**THE REQUEST**
Locate each line of the material that contains "What", then return it.

[Some records]
- - - -
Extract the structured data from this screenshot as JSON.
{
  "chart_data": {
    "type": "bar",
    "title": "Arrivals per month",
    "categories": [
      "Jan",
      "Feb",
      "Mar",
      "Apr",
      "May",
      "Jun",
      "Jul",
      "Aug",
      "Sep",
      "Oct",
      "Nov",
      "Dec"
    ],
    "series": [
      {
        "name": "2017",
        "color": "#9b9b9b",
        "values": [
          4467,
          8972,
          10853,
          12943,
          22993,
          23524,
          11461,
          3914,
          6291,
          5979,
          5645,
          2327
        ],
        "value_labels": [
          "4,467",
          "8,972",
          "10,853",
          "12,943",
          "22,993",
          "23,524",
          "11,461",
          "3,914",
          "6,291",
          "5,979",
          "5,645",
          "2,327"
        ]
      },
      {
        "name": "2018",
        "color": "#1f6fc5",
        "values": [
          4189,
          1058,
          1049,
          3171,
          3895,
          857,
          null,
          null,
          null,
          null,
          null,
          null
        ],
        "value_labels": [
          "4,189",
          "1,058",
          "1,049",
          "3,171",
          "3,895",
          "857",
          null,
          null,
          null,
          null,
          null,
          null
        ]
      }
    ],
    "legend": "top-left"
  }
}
- - - -
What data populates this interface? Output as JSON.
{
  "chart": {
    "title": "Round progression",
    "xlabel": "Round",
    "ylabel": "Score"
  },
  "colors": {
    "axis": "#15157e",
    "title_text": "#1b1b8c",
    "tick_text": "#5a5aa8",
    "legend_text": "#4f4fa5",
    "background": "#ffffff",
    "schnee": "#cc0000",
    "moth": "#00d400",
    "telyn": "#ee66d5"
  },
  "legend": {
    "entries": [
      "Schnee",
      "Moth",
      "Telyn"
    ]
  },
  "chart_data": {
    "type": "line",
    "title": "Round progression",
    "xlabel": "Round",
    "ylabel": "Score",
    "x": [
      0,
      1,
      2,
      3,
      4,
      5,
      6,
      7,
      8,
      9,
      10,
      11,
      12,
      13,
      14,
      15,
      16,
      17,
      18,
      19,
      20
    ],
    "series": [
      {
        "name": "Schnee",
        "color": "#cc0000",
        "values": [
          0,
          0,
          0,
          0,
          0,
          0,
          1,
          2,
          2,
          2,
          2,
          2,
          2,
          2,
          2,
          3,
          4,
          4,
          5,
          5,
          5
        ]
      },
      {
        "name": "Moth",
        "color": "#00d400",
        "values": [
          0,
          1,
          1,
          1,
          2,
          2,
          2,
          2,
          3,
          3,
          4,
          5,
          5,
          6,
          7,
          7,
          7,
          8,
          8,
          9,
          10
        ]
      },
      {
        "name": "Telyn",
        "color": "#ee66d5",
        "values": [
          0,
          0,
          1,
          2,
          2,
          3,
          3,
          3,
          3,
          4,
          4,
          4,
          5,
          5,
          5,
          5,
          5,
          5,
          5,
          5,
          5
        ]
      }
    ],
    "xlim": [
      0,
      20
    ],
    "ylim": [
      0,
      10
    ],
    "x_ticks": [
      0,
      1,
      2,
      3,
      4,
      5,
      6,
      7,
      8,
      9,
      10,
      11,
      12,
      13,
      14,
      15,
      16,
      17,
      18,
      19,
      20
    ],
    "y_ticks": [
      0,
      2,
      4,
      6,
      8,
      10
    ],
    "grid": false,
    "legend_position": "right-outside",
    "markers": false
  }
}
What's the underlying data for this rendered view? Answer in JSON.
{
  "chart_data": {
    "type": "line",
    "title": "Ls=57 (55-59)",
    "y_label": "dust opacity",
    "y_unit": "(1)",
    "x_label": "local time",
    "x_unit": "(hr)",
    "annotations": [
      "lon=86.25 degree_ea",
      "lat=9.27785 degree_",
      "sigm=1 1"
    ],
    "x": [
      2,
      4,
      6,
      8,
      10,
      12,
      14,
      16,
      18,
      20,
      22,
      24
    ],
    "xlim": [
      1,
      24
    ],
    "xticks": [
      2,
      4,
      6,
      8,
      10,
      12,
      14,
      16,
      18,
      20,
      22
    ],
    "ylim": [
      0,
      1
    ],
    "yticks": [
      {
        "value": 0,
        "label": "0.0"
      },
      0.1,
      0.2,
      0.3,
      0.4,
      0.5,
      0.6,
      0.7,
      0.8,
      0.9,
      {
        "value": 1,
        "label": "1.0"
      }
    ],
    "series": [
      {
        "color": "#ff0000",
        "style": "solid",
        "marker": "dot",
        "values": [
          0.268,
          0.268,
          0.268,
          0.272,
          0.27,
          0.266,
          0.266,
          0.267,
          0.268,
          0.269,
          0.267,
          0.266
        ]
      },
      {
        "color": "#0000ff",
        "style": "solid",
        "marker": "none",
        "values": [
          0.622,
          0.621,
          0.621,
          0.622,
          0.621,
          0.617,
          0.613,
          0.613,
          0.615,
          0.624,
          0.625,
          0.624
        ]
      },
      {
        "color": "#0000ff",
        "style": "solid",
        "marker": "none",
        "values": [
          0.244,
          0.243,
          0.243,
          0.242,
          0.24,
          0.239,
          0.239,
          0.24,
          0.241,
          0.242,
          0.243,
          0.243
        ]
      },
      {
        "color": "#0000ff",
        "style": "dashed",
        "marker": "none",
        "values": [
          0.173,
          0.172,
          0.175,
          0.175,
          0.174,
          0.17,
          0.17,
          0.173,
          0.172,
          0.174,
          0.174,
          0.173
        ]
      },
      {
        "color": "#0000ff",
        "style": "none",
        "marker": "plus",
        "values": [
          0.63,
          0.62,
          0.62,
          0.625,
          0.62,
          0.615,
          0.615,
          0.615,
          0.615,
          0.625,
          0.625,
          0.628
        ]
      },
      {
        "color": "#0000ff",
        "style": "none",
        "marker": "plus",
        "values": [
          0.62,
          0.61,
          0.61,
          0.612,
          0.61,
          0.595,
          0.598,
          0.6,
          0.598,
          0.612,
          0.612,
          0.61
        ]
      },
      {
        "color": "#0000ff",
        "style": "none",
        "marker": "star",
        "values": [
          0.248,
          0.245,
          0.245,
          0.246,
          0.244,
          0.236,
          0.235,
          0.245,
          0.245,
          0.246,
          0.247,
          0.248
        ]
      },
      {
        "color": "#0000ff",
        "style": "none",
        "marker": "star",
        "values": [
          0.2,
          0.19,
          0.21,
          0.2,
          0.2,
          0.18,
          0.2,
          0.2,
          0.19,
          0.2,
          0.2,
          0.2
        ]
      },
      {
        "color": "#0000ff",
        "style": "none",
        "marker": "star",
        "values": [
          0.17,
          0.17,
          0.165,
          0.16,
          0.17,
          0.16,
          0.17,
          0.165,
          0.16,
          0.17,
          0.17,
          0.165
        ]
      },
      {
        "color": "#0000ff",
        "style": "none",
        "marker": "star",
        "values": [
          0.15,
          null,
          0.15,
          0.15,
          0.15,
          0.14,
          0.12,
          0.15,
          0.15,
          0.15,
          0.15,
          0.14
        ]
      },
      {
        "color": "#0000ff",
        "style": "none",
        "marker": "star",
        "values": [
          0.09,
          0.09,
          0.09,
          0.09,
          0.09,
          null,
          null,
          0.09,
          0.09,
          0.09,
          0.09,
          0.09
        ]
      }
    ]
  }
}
- - - -
**OUTPUT OF THE EXERCISE**
What data populates this interface? Output as JSON.
What's the underlying data for this rendered view? Answer in JSON.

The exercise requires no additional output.